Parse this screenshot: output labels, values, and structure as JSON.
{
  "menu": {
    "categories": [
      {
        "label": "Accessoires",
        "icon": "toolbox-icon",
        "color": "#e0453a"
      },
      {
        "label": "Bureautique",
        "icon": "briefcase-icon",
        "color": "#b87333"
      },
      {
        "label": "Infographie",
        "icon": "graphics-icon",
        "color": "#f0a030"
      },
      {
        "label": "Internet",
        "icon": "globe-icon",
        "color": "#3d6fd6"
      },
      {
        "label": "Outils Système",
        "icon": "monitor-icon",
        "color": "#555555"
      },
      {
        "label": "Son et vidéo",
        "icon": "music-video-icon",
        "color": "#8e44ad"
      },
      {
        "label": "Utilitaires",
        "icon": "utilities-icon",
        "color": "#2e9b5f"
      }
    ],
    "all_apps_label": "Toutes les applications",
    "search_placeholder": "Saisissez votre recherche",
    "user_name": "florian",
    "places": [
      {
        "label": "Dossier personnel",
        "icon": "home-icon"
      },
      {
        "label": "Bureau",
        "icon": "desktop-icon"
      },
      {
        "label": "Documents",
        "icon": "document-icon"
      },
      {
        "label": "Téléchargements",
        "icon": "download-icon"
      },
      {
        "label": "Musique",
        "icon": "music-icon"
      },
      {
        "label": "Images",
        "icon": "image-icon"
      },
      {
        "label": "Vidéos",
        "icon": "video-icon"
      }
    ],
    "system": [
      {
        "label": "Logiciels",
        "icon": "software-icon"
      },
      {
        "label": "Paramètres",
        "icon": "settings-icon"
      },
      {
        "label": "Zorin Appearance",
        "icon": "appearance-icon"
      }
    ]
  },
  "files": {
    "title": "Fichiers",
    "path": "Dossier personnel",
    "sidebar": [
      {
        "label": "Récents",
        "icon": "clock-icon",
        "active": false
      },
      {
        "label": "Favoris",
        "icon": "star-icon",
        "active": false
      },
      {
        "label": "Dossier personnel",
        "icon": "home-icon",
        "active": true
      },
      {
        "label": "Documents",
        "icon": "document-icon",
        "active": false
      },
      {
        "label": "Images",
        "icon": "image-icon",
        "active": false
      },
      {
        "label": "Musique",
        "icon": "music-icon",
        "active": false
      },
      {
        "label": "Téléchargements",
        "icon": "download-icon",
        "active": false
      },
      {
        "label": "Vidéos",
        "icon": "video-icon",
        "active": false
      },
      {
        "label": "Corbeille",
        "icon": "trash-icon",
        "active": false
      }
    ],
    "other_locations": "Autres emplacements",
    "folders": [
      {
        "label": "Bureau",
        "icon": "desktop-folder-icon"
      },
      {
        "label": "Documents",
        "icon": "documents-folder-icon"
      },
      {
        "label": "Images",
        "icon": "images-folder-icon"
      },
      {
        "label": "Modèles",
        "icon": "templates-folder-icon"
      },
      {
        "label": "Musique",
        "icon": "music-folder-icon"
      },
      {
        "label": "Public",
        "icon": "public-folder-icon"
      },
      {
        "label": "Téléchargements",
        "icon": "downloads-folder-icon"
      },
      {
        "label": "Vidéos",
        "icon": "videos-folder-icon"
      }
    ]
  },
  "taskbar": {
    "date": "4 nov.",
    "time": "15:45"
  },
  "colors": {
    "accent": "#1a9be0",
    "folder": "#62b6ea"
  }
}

◆ ◆ ◆ ◆

WHAT IS NEEDED:
Reproduce every line of the data verbatim.

ANSWER TO THIS TASK:
Parse this screenshot: output labels, values, and structure as JSON.
{
  "menu": {
    "categories": [
      {
        "label": "Accessoires",
        "icon": "toolbox-icon",
        "color": "#e0453a"
      },
      {
        "label": "Bureautique",
        "icon": "briefcase-icon",
        "color": "#b87333"
      },
      {
        "label": "Infographie",
        "icon": "graphics-icon",
        "color": "#f0a030"
      },
      {
        "label": "Internet",
        "icon": "globe-icon",
        "color": "#3d6fd6"
      },
      {
        "label": "Outils Système",
        "icon": "monitor-icon",
        "color": "#555555"
      },
      {
        "label": "Son et vidéo",
        "icon": "music-video-icon",
        "color": "#8e44ad"
      },
      {
        "label": "Utilitaires",
        "icon": "utilities-icon",
        "color": "#2e9b5f"
      }
    ],
    "all_apps_label": "Toutes les applications",
    "search_placeholder": "Saisissez votre recherche",
    "user_name": "florian",
    "places": [
      {
        "label": "Dossier personnel",
        "icon": "home-icon"
      },
      {
        "label": "Bureau",
        "icon": "desktop-icon"
      },
      {
        "label": "Documents",
        "icon": "document-icon"
      },
      {
        "label": "Téléchargements",
        "icon": "download-icon"
      },
      {
        "label": "Musique",
        "icon": "music-icon"
      },
      {
        "label": "Images",
        "icon": "image-icon"
      },
      {
        "label": "Vidéos",
        "icon": "video-icon"
      }
    ],
    "system": [
      {
        "label": "Logiciels",
        "icon": "software-icon"
      },
      {
        "label": "Paramètres",
        "icon": "settings-icon"
      },
      {
        "label": "Zorin Appearance",
        "icon": "appearance-icon"
      }
    ]
  },
  "files": {
    "title": "Fichiers",
    "path": "Dossier personnel",
    "sidebar": [
      {
        "label": "Récents",
        "icon": "clock-icon",
        "active": false
      },
      {
        "label": "Favoris",
        "icon": "star-icon",
        "active": false
      },
      {
        "label": "Dossier personnel",
        "icon": "home-icon",
        "active": true
      },
      {
        "label": "Documents",
        "icon": "document-icon",
        "active": false
      },
      {
        "label": "Images",
        "icon": "image-icon",
        "active": false
      },
      {
        "label": "Musique",
        "icon": "music-icon",
        "active": false
      },
      {
        "label": "Téléchargements",
        "icon": "download-icon",
        "active": false
      },
      {
        "label": "Vidéos",
        "icon": "video-icon",
        "active": false
      },
      {
        "label": "Corbeille",
        "icon": "trash-icon",
        "active": false
      }
    ],
    "other_locations": "Autres emplacements",
    "folders": [
      {
        "label": "Bureau",
        "icon": "desktop-folder-icon"
      },
      {
        "label": "Documents",
        "icon": "documents-folder-icon"
      },
      {
        "label": "Images",
        "icon": "images-folder-icon"
      },
      {
        "label": "Modèles",
        "icon": "templates-folder-icon"
      },
      {
        "label": "Musique",
        "icon": "music-folder-icon"
      },
      {
        "label": "Public",
        "icon": "public-folder-icon"
      },
      {
        "label": "Téléchargements",
        "icon": "downloads-folder-icon"
      },
      {
        "label": "Vidéos",
        "icon": "videos-folder-icon"
      }
    ]
  },
  "taskbar": {
    "date": "4 nov.",
    "time": "15:45"
  },
  "colors": {
    "accent": "#1a9be0",
    "folder": "#62b6ea"
  }
}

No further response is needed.